- TASK MATERIAL
* * *
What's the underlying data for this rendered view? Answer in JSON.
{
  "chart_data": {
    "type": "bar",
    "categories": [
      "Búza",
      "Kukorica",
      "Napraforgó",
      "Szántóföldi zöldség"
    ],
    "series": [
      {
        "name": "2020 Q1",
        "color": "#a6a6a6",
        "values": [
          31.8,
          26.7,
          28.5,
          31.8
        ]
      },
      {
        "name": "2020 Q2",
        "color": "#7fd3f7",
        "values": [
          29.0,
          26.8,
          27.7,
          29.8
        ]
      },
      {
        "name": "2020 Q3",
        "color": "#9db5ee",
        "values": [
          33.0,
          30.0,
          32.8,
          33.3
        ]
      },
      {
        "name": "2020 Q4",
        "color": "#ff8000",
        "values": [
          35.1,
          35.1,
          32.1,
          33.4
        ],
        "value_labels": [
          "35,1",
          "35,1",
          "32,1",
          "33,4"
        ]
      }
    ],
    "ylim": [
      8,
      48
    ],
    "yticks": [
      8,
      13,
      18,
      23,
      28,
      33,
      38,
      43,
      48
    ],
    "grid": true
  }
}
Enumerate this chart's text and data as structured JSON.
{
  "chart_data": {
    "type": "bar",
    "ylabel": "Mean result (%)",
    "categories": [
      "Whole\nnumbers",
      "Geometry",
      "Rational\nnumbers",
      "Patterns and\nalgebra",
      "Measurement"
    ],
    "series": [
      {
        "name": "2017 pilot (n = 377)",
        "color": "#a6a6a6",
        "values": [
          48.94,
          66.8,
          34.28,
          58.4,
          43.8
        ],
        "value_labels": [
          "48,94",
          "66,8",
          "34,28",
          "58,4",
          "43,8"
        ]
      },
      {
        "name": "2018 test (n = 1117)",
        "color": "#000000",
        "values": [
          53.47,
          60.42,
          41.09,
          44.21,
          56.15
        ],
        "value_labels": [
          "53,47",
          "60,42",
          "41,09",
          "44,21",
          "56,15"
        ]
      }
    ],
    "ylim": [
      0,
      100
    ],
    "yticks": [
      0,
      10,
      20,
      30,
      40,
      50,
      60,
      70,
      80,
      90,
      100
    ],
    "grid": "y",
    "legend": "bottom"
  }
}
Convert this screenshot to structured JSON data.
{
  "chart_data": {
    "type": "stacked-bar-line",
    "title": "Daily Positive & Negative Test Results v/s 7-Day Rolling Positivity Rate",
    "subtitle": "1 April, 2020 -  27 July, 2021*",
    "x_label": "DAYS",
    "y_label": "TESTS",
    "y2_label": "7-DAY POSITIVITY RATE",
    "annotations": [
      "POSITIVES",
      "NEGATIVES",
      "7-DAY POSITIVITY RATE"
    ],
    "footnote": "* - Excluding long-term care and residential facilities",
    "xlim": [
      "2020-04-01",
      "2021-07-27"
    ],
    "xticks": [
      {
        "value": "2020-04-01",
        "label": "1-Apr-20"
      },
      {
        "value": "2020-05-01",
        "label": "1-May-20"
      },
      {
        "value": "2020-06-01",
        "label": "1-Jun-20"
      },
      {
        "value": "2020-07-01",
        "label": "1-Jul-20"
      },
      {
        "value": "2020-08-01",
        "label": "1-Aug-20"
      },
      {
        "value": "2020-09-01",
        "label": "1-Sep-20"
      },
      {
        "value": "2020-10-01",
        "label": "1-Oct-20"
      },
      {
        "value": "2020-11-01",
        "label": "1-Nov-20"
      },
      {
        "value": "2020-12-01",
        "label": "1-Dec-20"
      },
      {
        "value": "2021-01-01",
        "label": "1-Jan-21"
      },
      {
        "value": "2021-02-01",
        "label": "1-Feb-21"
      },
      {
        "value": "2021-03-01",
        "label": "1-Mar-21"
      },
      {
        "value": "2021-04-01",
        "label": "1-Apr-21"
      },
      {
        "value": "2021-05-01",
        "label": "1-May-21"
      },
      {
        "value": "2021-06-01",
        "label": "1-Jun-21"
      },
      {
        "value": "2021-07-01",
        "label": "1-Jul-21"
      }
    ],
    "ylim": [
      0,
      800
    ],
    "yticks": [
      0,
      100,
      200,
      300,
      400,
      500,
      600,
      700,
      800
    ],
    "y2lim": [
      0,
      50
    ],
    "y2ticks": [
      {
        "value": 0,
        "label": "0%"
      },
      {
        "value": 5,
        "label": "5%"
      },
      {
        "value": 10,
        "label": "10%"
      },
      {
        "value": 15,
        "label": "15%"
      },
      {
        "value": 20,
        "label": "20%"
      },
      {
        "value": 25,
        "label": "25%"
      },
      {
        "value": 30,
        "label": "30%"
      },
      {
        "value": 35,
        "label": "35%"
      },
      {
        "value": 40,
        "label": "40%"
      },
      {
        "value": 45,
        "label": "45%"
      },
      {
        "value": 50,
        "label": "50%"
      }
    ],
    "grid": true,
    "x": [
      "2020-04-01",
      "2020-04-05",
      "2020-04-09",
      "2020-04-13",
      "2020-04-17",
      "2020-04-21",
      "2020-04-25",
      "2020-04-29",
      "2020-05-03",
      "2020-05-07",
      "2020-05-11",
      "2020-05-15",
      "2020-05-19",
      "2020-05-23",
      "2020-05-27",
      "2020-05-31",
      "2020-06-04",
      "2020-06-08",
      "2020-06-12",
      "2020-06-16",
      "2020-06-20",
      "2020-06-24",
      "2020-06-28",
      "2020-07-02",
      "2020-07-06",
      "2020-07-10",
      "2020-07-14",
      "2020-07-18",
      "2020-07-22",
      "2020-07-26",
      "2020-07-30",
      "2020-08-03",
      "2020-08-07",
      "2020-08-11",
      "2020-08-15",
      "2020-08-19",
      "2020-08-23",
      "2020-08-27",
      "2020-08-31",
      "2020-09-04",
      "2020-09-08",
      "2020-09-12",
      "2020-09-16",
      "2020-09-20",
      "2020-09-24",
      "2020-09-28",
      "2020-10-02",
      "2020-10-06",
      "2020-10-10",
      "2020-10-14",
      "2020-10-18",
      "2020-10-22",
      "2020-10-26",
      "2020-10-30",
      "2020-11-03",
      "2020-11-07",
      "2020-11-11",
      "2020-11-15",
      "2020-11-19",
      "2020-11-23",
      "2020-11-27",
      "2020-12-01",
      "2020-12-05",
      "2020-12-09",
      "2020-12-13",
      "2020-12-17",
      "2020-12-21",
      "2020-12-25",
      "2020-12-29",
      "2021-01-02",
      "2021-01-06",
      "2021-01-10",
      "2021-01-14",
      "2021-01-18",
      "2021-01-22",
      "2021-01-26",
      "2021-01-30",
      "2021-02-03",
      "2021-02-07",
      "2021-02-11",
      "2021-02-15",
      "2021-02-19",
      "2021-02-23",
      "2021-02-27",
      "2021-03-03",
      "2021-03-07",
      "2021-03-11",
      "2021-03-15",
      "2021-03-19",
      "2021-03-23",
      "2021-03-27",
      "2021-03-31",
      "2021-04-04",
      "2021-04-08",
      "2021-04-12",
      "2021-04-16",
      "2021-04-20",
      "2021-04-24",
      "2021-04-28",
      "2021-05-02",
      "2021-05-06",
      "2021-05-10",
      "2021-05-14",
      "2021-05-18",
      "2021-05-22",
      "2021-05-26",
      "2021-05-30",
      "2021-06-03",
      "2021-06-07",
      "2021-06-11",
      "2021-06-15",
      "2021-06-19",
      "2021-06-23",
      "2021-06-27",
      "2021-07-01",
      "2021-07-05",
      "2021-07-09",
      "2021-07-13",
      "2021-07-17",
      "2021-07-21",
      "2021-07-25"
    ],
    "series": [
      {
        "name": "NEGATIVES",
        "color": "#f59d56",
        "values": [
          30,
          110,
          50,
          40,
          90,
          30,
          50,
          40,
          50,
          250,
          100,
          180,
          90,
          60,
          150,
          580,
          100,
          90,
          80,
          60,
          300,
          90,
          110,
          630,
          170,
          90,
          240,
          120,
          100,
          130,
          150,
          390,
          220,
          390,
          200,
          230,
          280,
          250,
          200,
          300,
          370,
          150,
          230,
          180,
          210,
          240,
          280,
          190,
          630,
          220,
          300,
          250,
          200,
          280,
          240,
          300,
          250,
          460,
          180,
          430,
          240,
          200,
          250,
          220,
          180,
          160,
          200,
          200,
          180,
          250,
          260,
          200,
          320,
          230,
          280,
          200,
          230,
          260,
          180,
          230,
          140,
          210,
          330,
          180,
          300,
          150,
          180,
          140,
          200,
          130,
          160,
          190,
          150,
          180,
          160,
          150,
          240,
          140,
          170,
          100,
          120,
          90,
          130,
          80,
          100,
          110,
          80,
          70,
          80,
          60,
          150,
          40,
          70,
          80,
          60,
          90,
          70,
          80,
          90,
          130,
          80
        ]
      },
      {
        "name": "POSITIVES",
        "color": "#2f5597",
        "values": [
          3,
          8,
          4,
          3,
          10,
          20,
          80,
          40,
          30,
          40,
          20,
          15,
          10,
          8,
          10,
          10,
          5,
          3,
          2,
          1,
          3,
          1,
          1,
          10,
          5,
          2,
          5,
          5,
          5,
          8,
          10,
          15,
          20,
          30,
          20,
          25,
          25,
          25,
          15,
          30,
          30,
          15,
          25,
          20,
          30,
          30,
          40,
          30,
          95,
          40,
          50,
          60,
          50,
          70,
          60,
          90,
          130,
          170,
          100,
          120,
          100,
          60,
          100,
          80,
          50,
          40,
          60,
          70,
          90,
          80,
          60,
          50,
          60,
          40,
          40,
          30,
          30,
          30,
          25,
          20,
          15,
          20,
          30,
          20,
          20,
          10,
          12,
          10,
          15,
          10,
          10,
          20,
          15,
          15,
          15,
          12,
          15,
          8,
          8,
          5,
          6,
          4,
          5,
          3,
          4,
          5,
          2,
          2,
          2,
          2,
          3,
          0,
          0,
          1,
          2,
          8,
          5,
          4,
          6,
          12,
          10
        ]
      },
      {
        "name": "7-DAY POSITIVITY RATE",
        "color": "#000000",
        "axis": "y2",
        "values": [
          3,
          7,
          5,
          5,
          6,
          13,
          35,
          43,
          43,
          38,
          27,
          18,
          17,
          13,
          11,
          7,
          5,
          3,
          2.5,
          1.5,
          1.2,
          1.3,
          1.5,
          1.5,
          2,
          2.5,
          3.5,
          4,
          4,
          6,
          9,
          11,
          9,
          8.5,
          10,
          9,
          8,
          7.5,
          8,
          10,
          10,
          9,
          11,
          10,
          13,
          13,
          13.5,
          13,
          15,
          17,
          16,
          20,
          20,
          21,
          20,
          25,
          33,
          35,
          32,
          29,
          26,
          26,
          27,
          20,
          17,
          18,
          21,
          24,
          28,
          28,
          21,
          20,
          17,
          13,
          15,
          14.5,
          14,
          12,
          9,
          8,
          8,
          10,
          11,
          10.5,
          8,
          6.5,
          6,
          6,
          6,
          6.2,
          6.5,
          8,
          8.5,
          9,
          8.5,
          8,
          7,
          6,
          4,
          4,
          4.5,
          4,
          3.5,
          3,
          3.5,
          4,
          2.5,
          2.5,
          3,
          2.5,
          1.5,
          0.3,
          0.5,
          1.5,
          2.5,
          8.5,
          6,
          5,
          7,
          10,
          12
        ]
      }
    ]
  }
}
* * *
- OBJECTIVE
Tally the lines of the material above that contain the word "structured" and report the total alone.

- WRITTEN ANSWER
2